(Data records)
···

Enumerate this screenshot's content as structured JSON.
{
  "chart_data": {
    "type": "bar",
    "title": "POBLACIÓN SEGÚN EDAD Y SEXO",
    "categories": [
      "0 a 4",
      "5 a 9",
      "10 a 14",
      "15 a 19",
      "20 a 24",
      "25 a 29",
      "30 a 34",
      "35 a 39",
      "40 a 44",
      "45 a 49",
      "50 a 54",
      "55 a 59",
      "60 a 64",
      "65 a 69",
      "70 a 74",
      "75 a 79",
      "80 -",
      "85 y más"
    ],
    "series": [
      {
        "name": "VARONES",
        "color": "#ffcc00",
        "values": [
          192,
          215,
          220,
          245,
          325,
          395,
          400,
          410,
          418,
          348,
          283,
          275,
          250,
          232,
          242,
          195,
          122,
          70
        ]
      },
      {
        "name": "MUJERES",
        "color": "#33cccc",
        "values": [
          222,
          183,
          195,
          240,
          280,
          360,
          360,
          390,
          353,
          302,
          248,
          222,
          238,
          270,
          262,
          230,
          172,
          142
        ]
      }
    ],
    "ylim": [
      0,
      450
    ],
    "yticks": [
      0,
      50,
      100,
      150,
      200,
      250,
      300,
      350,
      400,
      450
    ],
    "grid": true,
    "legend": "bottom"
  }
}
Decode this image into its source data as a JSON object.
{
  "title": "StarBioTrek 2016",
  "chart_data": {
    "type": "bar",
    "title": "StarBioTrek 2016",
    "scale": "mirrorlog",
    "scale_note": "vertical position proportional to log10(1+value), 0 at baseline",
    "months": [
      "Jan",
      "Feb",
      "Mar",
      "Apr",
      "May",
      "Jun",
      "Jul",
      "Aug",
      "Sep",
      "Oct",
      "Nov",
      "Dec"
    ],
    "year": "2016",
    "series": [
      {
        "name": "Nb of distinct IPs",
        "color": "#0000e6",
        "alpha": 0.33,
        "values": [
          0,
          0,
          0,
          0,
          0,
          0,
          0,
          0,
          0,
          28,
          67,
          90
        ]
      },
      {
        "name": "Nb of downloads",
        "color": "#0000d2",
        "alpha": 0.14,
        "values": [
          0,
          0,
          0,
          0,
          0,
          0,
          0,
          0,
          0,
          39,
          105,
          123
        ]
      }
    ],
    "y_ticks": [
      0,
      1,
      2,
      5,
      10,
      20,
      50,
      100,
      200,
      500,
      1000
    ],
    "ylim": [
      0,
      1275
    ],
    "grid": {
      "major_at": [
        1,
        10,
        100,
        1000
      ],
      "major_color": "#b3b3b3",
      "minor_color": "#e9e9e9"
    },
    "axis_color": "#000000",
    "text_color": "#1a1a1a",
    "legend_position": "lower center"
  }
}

···

**GIVEN EXERCISE**
Output the records exactly, including every line.

**ANSWER TO THE PROBLEM**
Enumerate this screenshot's content as structured JSON.
{
  "chart_data": {
    "type": "bar",
    "title": "POBLACIÓN SEGÚN EDAD Y SEXO",
    "categories": [
      "0 a 4",
      "5 a 9",
      "10 a 14",
      "15 a 19",
      "20 a 24",
      "25 a 29",
      "30 a 34",
      "35 a 39",
      "40 a 44",
      "45 a 49",
      "50 a 54",
      "55 a 59",
      "60 a 64",
      "65 a 69",
      "70 a 74",
      "75 a 79",
      "80 -",
      "85 y más"
    ],
    "series": [
      {
        "name": "VARONES",
        "color": "#ffcc00",
        "values": [
          192,
          215,
          220,
          245,
          325,
          395,
          400,
          410,
          418,
          348,
          283,
          275,
          250,
          232,
          242,
          195,
          122,
          70
        ]
      },
      {
        "name": "MUJERES",
        "color": "#33cccc",
        "values": [
          222,
          183,
          195,
          240,
          280,
          360,
          360,
          390,
          353,
          302,
          248,
          222,
          238,
          270,
          262,
          230,
          172,
          142
        ]
      }
    ],
    "ylim": [
      0,
      450
    ],
    "yticks": [
      0,
      50,
      100,
      150,
      200,
      250,
      300,
      350,
      400,
      450
    ],
    "grid": true,
    "legend": "bottom"
  }
}
Decode this image into its source data as a JSON object.
{
  "title": "StarBioTrek 2016",
  "chart_data": {
    "type": "bar",
    "title": "StarBioTrek 2016",
    "scale": "mirrorlog",
    "scale_note": "vertical position proportional to log10(1+value), 0 at baseline",
    "months": [
      "Jan",
      "Feb",
      "Mar",
      "Apr",
      "May",
      "Jun",
      "Jul",
      "Aug",
      "Sep",
      "Oct",
      "Nov",
      "Dec"
    ],
    "year": "2016",
    "series": [
      {
        "name": "Nb of distinct IPs",
        "color": "#0000e6",
        "alpha": 0.33,
        "values": [
          0,
          0,
          0,
          0,
          0,
          0,
          0,
          0,
          0,
          28,
          67,
          90
        ]
      },
      {
        "name": "Nb of downloads",
        "color": "#0000d2",
        "alpha": 0.14,
        "values": [
          0,
          0,
          0,
          0,
          0,
          0,
          0,
          0,
          0,
          39,
          105,
          123
        ]
      }
    ],
    "y_ticks": [
      0,
      1,
      2,
      5,
      10,
      20,
      50,
      100,
      200,
      500,
      1000
    ],
    "ylim": [
      0,
      1275
    ],
    "grid": {
      "major_at": [
        1,
        10,
        100,
        1000
      ],
      "major_color": "#b3b3b3",
      "minor_color": "#e9e9e9"
    },
    "axis_color": "#000000",
    "text_color": "#1a1a1a",
    "legend_position": "lower center"
  }
}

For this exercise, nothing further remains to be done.